Testo del documento:
========================
La scelta di anteporre l’argomento dell’efficienza e della speditezza della procedura presta il fianco a una pluralità di obiezioni che non sarebbero sorte qualora si fosse data precedenza e rilievo assorbente al ben più solido e meno opinabile argomento della intempestiva deduzione del vizio.

Questo approccio, in altre parole, rende manifesto che la soluzione è sbilanciata in favore delle esigenze di celerità della cooperazione giudiziaria e non tiene nella giusta considerazione la contrapposta esigenza di assicurare alla persona richiesta in consegna il tempo per allestire la sua difesa.

Già a prima vista, ancorché l’euromandato sia un atto di forma e contenuti essenziali che può essere esaminato piuttosto rapidamente[7], la scelta di contenere la meditazione difensiva in un’ora non appare coerente con l’insegnamento secondo il quale il termine concesso deve essere congruo e deve consentire al difensore di “familiarizzare” con il fascicolo[8].
========================
Nel testo sull'euromandato, entro quale durata viene contenuta la meditazione difensiva secondo la scelta criticata?

Materiale fornito:
========================
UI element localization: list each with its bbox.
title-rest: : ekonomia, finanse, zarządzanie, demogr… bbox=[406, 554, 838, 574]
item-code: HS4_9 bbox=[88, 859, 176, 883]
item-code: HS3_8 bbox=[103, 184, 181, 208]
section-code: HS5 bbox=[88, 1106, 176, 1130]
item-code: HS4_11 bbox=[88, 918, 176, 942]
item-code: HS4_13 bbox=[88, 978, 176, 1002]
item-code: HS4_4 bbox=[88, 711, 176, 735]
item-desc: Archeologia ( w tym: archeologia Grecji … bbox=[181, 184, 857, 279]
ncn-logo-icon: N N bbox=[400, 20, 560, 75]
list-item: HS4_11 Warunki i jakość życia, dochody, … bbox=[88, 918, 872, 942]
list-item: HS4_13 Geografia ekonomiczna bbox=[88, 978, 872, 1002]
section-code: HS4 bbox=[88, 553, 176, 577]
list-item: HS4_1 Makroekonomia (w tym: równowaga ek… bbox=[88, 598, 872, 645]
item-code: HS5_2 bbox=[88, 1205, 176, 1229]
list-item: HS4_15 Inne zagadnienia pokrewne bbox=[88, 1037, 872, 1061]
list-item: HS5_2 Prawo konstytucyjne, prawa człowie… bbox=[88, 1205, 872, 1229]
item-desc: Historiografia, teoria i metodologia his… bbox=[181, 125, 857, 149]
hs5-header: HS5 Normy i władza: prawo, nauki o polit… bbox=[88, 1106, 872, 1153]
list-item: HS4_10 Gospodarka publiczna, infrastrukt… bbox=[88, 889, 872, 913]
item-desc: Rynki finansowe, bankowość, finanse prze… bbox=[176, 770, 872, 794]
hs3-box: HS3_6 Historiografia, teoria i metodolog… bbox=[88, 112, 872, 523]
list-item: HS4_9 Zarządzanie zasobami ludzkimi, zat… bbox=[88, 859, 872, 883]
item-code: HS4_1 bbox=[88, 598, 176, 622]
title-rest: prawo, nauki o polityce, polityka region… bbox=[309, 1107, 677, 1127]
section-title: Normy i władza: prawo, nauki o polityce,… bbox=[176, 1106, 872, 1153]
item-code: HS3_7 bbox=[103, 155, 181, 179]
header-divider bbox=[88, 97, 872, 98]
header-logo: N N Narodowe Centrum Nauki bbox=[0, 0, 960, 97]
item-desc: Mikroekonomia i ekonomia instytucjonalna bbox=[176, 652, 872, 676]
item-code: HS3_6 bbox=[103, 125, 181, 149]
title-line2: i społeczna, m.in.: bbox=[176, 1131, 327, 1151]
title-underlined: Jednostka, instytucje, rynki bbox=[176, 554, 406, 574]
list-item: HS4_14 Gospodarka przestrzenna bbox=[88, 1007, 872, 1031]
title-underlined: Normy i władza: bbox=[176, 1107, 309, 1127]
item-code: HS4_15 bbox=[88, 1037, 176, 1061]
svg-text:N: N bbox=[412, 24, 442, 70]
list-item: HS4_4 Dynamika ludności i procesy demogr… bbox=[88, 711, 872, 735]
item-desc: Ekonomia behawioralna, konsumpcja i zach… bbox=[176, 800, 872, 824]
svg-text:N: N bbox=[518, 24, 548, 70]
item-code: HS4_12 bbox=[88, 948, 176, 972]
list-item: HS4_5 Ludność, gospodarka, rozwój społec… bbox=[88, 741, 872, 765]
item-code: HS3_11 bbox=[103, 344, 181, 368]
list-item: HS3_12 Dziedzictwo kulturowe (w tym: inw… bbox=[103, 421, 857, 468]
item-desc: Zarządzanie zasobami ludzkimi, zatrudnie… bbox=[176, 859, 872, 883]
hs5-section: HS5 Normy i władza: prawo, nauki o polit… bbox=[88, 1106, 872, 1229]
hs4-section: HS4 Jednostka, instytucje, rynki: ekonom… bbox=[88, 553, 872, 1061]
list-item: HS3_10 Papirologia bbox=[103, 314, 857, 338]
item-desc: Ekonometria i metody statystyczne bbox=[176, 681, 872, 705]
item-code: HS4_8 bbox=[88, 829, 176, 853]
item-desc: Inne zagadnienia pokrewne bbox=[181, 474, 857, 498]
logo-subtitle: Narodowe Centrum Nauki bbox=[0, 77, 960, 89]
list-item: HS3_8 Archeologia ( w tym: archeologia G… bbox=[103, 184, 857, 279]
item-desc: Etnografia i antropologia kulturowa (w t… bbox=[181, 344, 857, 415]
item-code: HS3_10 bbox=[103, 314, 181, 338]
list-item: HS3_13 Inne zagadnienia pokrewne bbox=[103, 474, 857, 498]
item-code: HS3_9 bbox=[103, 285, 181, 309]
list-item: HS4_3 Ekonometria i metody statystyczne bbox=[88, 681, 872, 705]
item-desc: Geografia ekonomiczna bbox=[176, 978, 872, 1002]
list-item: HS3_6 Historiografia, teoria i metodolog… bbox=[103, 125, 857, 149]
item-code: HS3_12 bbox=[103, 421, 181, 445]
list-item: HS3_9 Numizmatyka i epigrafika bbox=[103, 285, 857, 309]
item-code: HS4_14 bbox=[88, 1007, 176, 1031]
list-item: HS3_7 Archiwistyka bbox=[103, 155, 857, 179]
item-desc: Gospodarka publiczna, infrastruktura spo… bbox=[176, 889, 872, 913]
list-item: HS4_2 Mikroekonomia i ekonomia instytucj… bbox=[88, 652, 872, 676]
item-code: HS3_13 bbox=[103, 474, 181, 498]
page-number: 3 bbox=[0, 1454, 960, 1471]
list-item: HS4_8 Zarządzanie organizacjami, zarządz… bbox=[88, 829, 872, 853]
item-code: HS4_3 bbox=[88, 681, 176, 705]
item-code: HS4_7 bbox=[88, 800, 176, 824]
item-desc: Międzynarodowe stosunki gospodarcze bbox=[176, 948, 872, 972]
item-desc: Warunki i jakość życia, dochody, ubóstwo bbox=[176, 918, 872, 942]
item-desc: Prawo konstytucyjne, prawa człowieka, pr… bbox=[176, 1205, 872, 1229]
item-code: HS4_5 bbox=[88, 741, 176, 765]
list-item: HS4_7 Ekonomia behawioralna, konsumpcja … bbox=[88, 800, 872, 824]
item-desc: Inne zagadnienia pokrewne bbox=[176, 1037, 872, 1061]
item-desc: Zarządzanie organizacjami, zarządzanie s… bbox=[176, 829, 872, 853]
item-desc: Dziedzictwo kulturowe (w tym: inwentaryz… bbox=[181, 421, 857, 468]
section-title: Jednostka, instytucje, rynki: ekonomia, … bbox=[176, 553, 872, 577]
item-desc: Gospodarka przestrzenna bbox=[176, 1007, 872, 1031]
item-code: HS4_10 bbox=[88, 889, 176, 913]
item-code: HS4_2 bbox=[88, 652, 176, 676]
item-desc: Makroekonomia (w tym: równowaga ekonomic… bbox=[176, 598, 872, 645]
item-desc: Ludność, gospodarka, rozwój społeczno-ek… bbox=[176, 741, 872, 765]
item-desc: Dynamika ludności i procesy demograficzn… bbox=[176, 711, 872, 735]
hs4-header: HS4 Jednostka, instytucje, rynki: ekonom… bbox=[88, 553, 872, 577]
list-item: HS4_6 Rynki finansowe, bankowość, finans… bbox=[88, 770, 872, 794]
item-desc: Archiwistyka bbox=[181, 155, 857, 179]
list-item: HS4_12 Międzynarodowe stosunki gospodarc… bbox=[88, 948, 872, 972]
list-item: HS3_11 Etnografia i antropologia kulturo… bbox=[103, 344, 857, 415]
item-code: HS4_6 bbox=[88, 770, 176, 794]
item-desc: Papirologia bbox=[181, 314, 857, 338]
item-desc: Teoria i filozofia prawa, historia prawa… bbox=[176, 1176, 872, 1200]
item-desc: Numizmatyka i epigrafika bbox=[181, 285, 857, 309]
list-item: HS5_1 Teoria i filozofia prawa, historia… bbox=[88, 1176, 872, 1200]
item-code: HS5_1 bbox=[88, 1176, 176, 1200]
========================
Esito del compito:
In un'ora.